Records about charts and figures
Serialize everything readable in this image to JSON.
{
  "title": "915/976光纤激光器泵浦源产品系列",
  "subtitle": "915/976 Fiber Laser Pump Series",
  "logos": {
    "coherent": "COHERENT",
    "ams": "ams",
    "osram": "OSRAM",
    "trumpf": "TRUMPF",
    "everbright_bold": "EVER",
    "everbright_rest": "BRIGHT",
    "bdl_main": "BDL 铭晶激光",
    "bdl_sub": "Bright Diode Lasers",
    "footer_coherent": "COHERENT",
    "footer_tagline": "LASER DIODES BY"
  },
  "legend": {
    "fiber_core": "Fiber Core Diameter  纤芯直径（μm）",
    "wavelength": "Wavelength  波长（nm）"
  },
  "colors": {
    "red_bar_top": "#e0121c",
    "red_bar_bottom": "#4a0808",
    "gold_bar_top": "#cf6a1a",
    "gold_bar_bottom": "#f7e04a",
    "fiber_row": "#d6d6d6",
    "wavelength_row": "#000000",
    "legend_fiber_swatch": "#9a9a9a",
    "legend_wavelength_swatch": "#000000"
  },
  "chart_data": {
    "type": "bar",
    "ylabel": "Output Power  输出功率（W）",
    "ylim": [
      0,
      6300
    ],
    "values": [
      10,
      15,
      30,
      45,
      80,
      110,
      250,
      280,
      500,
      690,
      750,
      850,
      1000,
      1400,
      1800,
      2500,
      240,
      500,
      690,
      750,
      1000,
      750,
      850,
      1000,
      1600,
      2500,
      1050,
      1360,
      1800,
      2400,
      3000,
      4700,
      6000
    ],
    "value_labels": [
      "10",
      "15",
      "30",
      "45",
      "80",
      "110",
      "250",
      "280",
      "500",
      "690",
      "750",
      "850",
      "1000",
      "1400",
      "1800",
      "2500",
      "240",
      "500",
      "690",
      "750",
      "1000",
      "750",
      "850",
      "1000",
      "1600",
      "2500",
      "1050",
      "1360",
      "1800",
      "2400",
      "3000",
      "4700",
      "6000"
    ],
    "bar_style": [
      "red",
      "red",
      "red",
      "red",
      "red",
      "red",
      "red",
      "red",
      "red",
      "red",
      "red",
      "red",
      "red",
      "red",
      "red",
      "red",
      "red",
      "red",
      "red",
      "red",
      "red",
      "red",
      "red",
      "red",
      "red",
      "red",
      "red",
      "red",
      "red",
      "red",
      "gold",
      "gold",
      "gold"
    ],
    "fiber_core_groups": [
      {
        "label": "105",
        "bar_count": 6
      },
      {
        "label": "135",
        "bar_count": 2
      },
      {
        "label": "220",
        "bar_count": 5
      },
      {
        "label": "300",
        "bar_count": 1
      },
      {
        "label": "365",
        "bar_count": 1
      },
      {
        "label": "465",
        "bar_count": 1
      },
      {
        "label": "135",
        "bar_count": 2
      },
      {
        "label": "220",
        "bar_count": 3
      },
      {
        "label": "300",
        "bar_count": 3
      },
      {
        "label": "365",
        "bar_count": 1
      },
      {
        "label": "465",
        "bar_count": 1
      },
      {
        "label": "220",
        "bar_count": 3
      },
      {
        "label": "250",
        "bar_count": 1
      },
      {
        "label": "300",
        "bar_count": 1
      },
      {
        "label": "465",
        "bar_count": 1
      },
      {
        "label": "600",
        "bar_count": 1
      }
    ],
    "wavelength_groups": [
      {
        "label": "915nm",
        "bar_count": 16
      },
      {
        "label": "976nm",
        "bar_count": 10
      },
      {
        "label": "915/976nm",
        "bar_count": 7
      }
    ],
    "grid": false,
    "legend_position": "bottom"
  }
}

Task prompt: Scan the records for the string "COHERENT". Copy each line in which it appears.

Written solution:
    "coherent": "COHERENT",
    "footer_coherent": "COHERENT",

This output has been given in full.